To do »
Copy out all the data, word for word.

Entries from a dataset »
——
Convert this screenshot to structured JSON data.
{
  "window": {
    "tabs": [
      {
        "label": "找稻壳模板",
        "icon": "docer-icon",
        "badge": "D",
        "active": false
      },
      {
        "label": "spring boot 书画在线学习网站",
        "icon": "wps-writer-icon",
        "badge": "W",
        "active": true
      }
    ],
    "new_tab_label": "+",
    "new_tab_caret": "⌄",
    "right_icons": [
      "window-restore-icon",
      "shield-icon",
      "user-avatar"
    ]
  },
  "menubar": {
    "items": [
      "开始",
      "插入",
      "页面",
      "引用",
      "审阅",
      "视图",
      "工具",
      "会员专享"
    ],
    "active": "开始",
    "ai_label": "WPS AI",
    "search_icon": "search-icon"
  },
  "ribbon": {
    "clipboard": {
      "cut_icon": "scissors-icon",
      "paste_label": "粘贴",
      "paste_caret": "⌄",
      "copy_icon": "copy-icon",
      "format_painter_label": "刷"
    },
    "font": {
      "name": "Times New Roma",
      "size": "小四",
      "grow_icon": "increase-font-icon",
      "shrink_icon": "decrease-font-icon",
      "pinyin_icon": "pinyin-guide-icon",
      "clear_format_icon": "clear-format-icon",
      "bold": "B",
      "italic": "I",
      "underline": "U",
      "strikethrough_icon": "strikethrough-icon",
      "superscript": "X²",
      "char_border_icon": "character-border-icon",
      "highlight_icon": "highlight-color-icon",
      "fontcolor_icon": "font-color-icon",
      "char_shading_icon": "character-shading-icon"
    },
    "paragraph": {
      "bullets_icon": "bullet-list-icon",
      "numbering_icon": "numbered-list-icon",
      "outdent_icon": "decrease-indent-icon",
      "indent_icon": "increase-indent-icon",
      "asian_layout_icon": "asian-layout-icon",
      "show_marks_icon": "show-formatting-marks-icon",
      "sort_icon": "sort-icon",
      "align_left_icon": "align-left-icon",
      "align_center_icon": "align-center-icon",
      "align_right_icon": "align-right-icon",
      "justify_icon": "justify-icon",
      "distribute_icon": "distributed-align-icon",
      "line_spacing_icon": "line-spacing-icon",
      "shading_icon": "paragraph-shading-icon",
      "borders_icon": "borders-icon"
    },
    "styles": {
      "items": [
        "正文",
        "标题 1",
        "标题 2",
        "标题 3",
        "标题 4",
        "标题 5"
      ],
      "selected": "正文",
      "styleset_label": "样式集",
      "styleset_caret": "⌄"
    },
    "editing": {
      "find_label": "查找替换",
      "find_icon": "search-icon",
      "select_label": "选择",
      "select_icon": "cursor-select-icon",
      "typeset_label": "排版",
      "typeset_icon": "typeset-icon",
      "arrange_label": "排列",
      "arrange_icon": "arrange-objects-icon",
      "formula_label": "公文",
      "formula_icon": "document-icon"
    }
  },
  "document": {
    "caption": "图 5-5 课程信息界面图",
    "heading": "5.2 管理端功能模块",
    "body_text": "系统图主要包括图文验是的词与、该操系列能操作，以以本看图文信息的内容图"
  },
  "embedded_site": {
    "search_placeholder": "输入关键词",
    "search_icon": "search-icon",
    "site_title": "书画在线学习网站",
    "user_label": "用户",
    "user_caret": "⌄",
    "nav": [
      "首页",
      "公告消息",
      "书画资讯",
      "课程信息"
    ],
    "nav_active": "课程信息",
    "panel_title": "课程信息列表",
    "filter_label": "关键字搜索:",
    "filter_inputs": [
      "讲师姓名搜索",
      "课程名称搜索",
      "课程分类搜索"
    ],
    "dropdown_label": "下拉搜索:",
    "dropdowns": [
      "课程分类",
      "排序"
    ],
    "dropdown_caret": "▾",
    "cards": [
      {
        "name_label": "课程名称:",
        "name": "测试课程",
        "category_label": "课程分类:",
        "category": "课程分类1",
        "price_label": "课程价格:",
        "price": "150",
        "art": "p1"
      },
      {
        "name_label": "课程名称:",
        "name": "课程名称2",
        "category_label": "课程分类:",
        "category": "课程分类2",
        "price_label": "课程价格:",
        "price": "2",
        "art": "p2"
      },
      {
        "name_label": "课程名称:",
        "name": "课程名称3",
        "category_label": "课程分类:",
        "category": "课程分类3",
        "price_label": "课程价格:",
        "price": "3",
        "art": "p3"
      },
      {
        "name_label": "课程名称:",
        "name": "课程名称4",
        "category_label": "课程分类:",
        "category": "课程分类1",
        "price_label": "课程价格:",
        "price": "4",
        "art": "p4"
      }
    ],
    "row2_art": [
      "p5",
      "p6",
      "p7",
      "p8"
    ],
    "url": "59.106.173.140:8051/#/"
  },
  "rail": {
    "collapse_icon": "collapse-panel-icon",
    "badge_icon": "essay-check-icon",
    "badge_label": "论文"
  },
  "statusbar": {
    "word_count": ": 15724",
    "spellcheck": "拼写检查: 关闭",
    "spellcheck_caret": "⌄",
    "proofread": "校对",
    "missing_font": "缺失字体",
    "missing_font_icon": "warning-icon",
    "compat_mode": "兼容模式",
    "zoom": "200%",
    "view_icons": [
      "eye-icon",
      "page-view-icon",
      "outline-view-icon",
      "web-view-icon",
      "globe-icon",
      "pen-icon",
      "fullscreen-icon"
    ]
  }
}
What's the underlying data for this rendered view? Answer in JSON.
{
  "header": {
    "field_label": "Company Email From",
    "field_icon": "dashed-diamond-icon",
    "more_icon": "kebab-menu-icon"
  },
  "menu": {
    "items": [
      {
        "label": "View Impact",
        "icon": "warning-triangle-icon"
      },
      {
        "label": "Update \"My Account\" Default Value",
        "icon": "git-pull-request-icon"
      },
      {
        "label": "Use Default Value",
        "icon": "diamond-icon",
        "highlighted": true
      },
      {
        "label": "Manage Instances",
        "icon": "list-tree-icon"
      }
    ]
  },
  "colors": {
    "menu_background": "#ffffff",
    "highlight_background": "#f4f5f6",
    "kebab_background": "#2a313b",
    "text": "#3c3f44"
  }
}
——
Output for this task »
Convert this screenshot to structured JSON data.
{
  "window": {
    "tabs": [
      {
        "label": "找稻壳模板",
        "icon": "docer-icon",
        "badge": "D",
        "active": false
      },
      {
        "label": "spring boot 书画在线学习网站",
        "icon": "wps-writer-icon",
        "badge": "W",
        "active": true
      }
    ],
    "new_tab_label": "+",
    "new_tab_caret": "⌄",
    "right_icons": [
      "window-restore-icon",
      "shield-icon",
      "user-avatar"
    ]
  },
  "menubar": {
    "items": [
      "开始",
      "插入",
      "页面",
      "引用",
      "审阅",
      "视图",
      "工具",
      "会员专享"
    ],
    "active": "开始",
    "ai_label": "WPS AI",
    "search_icon": "search-icon"
  },
  "ribbon": {
    "clipboard": {
      "cut_icon": "scissors-icon",
      "paste_label": "粘贴",
      "paste_caret": "⌄",
      "copy_icon": "copy-icon",
      "format_painter_label": "刷"
    },
    "font": {
      "name": "Times New Roma",
      "size": "小四",
      "grow_icon": "increase-font-icon",
      "shrink_icon": "decrease-font-icon",
      "pinyin_icon": "pinyin-guide-icon",
      "clear_format_icon": "clear-format-icon",
      "bold": "B",
      "italic": "I",
      "underline": "U",
      "strikethrough_icon": "strikethrough-icon",
      "superscript": "X²",
      "char_border_icon": "character-border-icon",
      "highlight_icon": "highlight-color-icon",
      "fontcolor_icon": "font-color-icon",
      "char_shading_icon": "character-shading-icon"
    },
    "paragraph": {
      "bullets_icon": "bullet-list-icon",
      "numbering_icon": "numbered-list-icon",
      "outdent_icon": "decrease-indent-icon",
      "indent_icon": "increase-indent-icon",
      "asian_layout_icon": "asian-layout-icon",
      "show_marks_icon": "show-formatting-marks-icon",
      "sort_icon": "sort-icon",
      "align_left_icon": "align-left-icon",
      "align_center_icon": "align-center-icon",
      "align_right_icon": "align-right-icon",
      "justify_icon": "justify-icon",
      "distribute_icon": "distributed-align-icon",
      "line_spacing_icon": "line-spacing-icon",
      "shading_icon": "paragraph-shading-icon",
      "borders_icon": "borders-icon"
    },
    "styles": {
      "items": [
        "正文",
        "标题 1",
        "标题 2",
        "标题 3",
        "标题 4",
        "标题 5"
      ],
      "selected": "正文",
      "styleset_label": "样式集",
      "styleset_caret": "⌄"
    },
    "editing": {
      "find_label": "查找替换",
      "find_icon": "search-icon",
      "select_label": "选择",
      "select_icon": "cursor-select-icon",
      "typeset_label": "排版",
      "typeset_icon": "typeset-icon",
      "arrange_label": "排列",
      "arrange_icon": "arrange-objects-icon",
      "formula_label": "公文",
      "formula_icon": "document-icon"
    }
  },
  "document": {
    "caption": "图 5-5 课程信息界面图",
    "heading": "5.2 管理端功能模块",
    "body_text": "系统图主要包括图文验是的词与、该操系列能操作，以以本看图文信息的内容图"
  },
  "embedded_site": {
    "search_placeholder": "输入关键词",
    "search_icon": "search-icon",
    "site_title": "书画在线学习网站",
    "user_label": "用户",
    "user_caret": "⌄",
    "nav": [
      "首页",
      "公告消息",
      "书画资讯",
      "课程信息"
    ],
    "nav_active": "课程信息",
    "panel_title": "课程信息列表",
    "filter_label": "关键字搜索:",
    "filter_inputs": [
      "讲师姓名搜索",
      "课程名称搜索",
      "课程分类搜索"
    ],
    "dropdown_label": "下拉搜索:",
    "dropdowns": [
      "课程分类",
      "排序"
    ],
    "dropdown_caret": "▾",
    "cards": [
      {
        "name_label": "课程名称:",
        "name": "测试课程",
        "category_label": "课程分类:",
        "category": "课程分类1",
        "price_label": "课程价格:",
        "price": "150",
        "art": "p1"
      },
      {
        "name_label": "课程名称:",
        "name": "课程名称2",
        "category_label": "课程分类:",
        "category": "课程分类2",
        "price_label": "课程价格:",
        "price": "2",
        "art": "p2"
      },
      {
        "name_label": "课程名称:",
        "name": "课程名称3",
        "category_label": "课程分类:",
        "category": "课程分类3",
        "price_label": "课程价格:",
        "price": "3",
        "art": "p3"
      },
      {
        "name_label": "课程名称:",
        "name": "课程名称4",
        "category_label": "课程分类:",
        "category": "课程分类1",
        "price_label": "课程价格:",
        "price": "4",
        "art": "p4"
      }
    ],
    "row2_art": [
      "p5",
      "p6",
      "p7",
      "p8"
    ],
    "url": "59.106.173.140:8051/#/"
  },
  "rail": {
    "collapse_icon": "collapse-panel-icon",
    "badge_icon": "essay-check-icon",
    "badge_label": "论文"
  },
  "statusbar": {
    "word_count": ": 15724",
    "spellcheck": "拼写检查: 关闭",
    "spellcheck_caret": "⌄",
    "proofread": "校对",
    "missing_font": "缺失字体",
    "missing_font_icon": "warning-icon",
    "compat_mode": "兼容模式",
    "zoom": "200%",
    "view_icons": [
      "eye-icon",
      "page-view-icon",
      "outline-view-icon",
      "web-view-icon",
      "globe-icon",
      "pen-icon",
      "fullscreen-icon"
    ]
  }
}
What's the underlying data for this rendered view? Answer in JSON.
{
  "header": {
    "field_label": "Company Email From",
    "field_icon": "dashed-diamond-icon",
    "more_icon": "kebab-menu-icon"
  },
  "menu": {
    "items": [
      {
        "label": "View Impact",
        "icon": "warning-triangle-icon"
      },
      {
        "label": "Update \"My Account\" Default Value",
        "icon": "git-pull-request-icon"
      },
      {
        "label": "Use Default Value",
        "icon": "diamond-icon",
        "highlighted": true
      },
      {
        "label": "Manage Instances",
        "icon": "list-tree-icon"
      }
    ]
  },
  "colors": {
    "menu_background": "#ffffff",
    "highlight_background": "#f4f5f6",
    "kebab_background": "#2a313b",
    "text": "#3c3f44"
  }
}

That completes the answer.